INPUT -
===

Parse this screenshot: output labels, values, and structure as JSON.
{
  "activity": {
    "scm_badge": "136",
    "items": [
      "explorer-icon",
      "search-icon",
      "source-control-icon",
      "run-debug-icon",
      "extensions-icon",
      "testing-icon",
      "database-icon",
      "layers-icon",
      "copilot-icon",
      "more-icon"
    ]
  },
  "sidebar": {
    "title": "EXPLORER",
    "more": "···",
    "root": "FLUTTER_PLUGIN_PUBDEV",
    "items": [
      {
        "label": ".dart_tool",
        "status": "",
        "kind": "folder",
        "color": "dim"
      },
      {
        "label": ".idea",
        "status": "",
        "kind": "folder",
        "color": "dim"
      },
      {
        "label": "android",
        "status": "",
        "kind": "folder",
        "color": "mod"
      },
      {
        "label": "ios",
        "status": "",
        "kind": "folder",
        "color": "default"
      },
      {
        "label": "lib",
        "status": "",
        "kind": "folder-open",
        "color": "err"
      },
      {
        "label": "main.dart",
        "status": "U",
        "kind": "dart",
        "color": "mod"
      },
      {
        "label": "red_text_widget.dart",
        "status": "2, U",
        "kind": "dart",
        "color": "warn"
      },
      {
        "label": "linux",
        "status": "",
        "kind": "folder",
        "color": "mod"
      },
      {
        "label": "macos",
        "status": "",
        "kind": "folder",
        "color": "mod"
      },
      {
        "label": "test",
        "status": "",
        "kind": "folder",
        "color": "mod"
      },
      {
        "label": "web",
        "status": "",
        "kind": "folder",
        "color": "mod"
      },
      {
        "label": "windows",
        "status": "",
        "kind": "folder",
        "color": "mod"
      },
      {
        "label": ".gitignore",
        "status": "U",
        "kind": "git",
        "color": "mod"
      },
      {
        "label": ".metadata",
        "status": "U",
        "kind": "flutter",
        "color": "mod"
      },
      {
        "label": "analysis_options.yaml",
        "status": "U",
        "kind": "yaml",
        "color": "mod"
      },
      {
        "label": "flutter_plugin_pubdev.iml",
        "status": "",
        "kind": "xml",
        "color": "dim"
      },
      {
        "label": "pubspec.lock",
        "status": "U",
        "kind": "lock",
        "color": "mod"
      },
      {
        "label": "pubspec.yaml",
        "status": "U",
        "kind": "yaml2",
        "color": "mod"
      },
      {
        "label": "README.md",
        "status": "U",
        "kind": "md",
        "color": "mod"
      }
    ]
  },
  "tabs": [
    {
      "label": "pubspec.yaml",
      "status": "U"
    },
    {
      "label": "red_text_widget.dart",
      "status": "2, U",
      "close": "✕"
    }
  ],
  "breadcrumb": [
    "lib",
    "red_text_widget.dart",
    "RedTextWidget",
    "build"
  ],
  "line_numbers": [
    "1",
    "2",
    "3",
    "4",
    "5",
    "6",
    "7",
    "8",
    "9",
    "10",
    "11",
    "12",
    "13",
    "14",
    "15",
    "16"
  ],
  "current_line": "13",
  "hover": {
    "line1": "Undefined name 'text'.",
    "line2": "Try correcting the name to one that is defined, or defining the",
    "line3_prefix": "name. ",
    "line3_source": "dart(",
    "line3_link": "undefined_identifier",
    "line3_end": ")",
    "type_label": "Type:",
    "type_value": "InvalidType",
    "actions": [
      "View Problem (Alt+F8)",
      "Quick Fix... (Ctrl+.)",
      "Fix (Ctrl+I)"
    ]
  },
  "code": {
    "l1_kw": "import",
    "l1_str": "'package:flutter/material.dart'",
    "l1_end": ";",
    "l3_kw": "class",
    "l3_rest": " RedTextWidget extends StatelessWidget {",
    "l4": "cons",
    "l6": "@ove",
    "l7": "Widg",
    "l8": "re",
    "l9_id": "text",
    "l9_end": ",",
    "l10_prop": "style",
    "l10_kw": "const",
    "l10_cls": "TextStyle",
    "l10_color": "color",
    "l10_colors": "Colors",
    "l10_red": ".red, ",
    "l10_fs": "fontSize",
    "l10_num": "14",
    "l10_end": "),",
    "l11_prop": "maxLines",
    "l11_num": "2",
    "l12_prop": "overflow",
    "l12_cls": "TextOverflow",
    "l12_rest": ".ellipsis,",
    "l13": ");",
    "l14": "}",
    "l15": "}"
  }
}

===

STATED GOAL - Write out every entry again exactly, please, with nothing missing.

WORKED ANSWER -
Parse this screenshot: output labels, values, and structure as JSON.
{
  "activity": {
    "scm_badge": "136",
    "items": [
      "explorer-icon",
      "search-icon",
      "source-control-icon",
      "run-debug-icon",
      "extensions-icon",
      "testing-icon",
      "database-icon",
      "layers-icon",
      "copilot-icon",
      "more-icon"
    ]
  },
  "sidebar": {
    "title": "EXPLORER",
    "more": "···",
    "root": "FLUTTER_PLUGIN_PUBDEV",
    "items": [
      {
        "label": ".dart_tool",
        "status": "",
        "kind": "folder",
        "color": "dim"
      },
      {
        "label": ".idea",
        "status": "",
        "kind": "folder",
        "color": "dim"
      },
      {
        "label": "android",
        "status": "",
        "kind": "folder",
        "color": "mod"
      },
      {
        "label": "ios",
        "status": "",
        "kind": "folder",
        "color": "default"
      },
      {
        "label": "lib",
        "status": "",
        "kind": "folder-open",
        "color": "err"
      },
      {
        "label": "main.dart",
        "status": "U",
        "kind": "dart",
        "color": "mod"
      },
      {
        "label": "red_text_widget.dart",
        "status": "2, U",
        "kind": "dart",
        "color": "warn"
      },
      {
        "label": "linux",
        "status": "",
        "kind": "folder",
        "color": "mod"
      },
      {
        "label": "macos",
        "status": "",
        "kind": "folder",
        "color": "mod"
      },
      {
        "label": "test",
        "status": "",
        "kind": "folder",
        "color": "mod"
      },
      {
        "label": "web",
        "status": "",
        "kind": "folder",
        "color": "mod"
      },
      {
        "label": "windows",
        "status": "",
        "kind": "folder",
        "color": "mod"
      },
      {
        "label": ".gitignore",
        "status": "U",
        "kind": "git",
        "color": "mod"
      },
      {
        "label": ".metadata",
        "status": "U",
        "kind": "flutter",
        "color": "mod"
      },
      {
        "label": "analysis_options.yaml",
        "status": "U",
        "kind": "yaml",
        "color": "mod"
      },
      {
        "label": "flutter_plugin_pubdev.iml",
        "status": "",
        "kind": "xml",
        "color": "dim"
      },
      {
        "label": "pubspec.lock",
        "status": "U",
        "kind": "lock",
        "color": "mod"
      },
      {
        "label": "pubspec.yaml",
        "status": "U",
        "kind": "yaml2",
        "color": "mod"
      },
      {
        "label": "README.md",
        "status": "U",
        "kind": "md",
        "color": "mod"
      }
    ]
  },
  "tabs": [
    {
      "label": "pubspec.yaml",
      "status": "U"
    },
    {
      "label": "red_text_widget.dart",
      "status": "2, U",
      "close": "✕"
    }
  ],
  "breadcrumb": [
    "lib",
    "red_text_widget.dart",
    "RedTextWidget",
    "build"
  ],
  "line_numbers": [
    "1",
    "2",
    "3",
    "4",
    "5",
    "6",
    "7",
    "8",
    "9",
    "10",
    "11",
    "12",
    "13",
    "14",
    "15",
    "16"
  ],
  "current_line": "13",
  "hover": {
    "line1": "Undefined name 'text'.",
    "line2": "Try correcting the name to one that is defined, or defining the",
    "line3_prefix": "name. ",
    "line3_source": "dart(",
    "line3_link": "undefined_identifier",
    "line3_end": ")",
    "type_label": "Type:",
    "type_value": "InvalidType",
    "actions": [
      "View Problem (Alt+F8)",
      "Quick Fix... (Ctrl+.)",
      "Fix (Ctrl+I)"
    ]
  },
  "code": {
    "l1_kw": "import",
    "l1_str": "'package:flutter/material.dart'",
    "l1_end": ";",
    "l3_kw": "class",
    "l3_rest": " RedTextWidget extends StatelessWidget {",
    "l4": "cons",
    "l6": "@ove",
    "l7": "Widg",
    "l8": "re",
    "l9_id": "text",
    "l9_end": ",",
    "l10_prop": "style",
    "l10_kw": "const",
    "l10_cls": "TextStyle",
    "l10_color": "color",
    "l10_colors": "Colors",
    "l10_red": ".red, ",
    "l10_fs": "fontSize",
    "l10_num": "14",
    "l10_end": "),",
    "l11_prop": "maxLines",
    "l11_num": "2",
    "l12_prop": "overflow",
    "l12_cls": "TextOverflow",
    "l12_rest": ".ellipsis,",
    "l13": ");",
    "l14": "}",
    "l15": "}"
  }
}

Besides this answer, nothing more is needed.